→ **問題**
1) BLEACH考察の文章で、筆者が今回メジャーな題材を取り上げることにしたのはなぜですか。文章に書かれている理由を1〜3文で説明してください。
2) BLEACH考察の文章を、最後の「それではやっていきましょう。」のあとから書き継いでください。

----- 本文抜粋 -----

ども、けろです。
徐々に更新頻度を上げていきたいBLEACH考察記事、前回はややニッチな「地下監獄」でしたので、今回はメジャーな題材をトピックにしようと思います。
作中で最強キャラの一角である十一番隊隊長・更木剣八。その力の正体は未だ明かされておらず、謎に包まれています。
特に彼が副官として連れていた草鹿やちるとの関係性は完全には開示されておらず、読者の解釈に委ねられています。
そこで今回はそんな更木剣八と草鹿やちるの関係性についての考察記事です。
それではやっていきましょう。

----- 表示内容 -----

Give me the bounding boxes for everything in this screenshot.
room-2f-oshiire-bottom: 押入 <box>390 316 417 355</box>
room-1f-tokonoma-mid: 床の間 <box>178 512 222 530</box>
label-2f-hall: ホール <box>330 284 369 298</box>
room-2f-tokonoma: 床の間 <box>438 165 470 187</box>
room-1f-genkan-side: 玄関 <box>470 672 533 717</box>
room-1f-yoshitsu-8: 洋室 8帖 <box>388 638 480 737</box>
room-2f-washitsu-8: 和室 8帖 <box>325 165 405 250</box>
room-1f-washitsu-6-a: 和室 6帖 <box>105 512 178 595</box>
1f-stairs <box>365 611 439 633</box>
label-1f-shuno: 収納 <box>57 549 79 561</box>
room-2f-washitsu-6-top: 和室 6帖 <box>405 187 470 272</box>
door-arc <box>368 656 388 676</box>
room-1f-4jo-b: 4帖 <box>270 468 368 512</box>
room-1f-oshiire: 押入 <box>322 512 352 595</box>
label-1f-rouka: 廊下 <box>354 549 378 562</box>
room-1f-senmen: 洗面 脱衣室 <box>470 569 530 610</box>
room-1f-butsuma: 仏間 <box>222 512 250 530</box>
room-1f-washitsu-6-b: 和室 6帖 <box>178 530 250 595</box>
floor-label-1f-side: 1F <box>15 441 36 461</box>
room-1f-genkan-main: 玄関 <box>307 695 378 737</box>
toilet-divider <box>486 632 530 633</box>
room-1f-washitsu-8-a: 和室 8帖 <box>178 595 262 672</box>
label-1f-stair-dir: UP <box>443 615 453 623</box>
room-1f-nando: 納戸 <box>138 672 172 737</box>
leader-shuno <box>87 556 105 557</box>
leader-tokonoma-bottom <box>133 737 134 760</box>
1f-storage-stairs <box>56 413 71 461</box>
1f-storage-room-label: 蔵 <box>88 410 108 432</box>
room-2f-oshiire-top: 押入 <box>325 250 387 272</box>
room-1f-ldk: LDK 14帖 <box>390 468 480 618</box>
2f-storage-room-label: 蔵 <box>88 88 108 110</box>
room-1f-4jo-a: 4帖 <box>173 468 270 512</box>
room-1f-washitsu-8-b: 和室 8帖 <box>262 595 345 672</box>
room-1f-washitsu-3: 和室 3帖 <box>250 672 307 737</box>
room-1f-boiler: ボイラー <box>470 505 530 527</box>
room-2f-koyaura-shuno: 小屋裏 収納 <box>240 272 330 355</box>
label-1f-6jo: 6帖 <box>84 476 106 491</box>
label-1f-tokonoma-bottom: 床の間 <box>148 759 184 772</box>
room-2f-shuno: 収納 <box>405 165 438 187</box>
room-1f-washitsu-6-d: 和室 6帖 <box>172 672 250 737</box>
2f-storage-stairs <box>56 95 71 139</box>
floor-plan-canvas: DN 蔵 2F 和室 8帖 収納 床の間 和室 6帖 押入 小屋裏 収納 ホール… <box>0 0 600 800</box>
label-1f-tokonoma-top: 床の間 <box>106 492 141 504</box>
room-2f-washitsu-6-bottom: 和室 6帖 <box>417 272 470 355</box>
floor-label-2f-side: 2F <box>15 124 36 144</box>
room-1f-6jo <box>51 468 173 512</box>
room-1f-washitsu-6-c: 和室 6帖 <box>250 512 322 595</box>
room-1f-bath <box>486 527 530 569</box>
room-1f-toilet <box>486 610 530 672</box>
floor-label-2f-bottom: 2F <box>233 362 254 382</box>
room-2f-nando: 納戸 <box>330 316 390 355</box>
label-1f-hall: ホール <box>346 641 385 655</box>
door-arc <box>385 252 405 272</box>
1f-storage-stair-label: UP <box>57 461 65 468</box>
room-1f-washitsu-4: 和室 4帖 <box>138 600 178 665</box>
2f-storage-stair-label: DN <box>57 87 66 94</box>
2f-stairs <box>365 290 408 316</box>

-----

→ **解答**
1) 前回の考察記事で扱った「地下監獄」が、ややニッチな題材だったからです。そこで今回は、メジャーな題材をトピックにしようと考えています。

2)
- 0.仮説の提示
- 1.更木の始解と同時に消えたやちる
- 2.更木とやちる、及び斬魄刀との関係性
- 3.十刃最強・スタークとリリネットとの対比
- 4.やちるは「具象化」ではなく、「力の核そのもの」である
- 5.更木は何故やちるを生み出したのか
0.仮説の提示
まずいつも通り、本項の前提となる仮説を提示し、本考察を始めていこうと思います。作品を読めばある程度分かることもありますが、それらをまとめた上で僕なりの視点も追加していきます。
仮説:草鹿やちるは、更木剣八が力の核を斬魄刀ではなく人の形に封じた存在である。
1.更木の始解と同時に消えたやちる
前提:やちるは更木が「野晒」を解放した直後姿を消し、その後姿を見せていない。
本考察のとっかかりとして、やちるがどのタイミングで消滅したのかを考えていきます。
やちるの消滅は単行本第64巻、更木と滅却師最強の男・グレミィとの一戦で更木が初めて斬魄刀を解放し、「野晒」を発現させた直後でした。
その際更木は「いいから捜せ!!」と珍しく焦った様子で隊士たちにやちるを捜索させますが、その後やちるは本編に一切登場していません。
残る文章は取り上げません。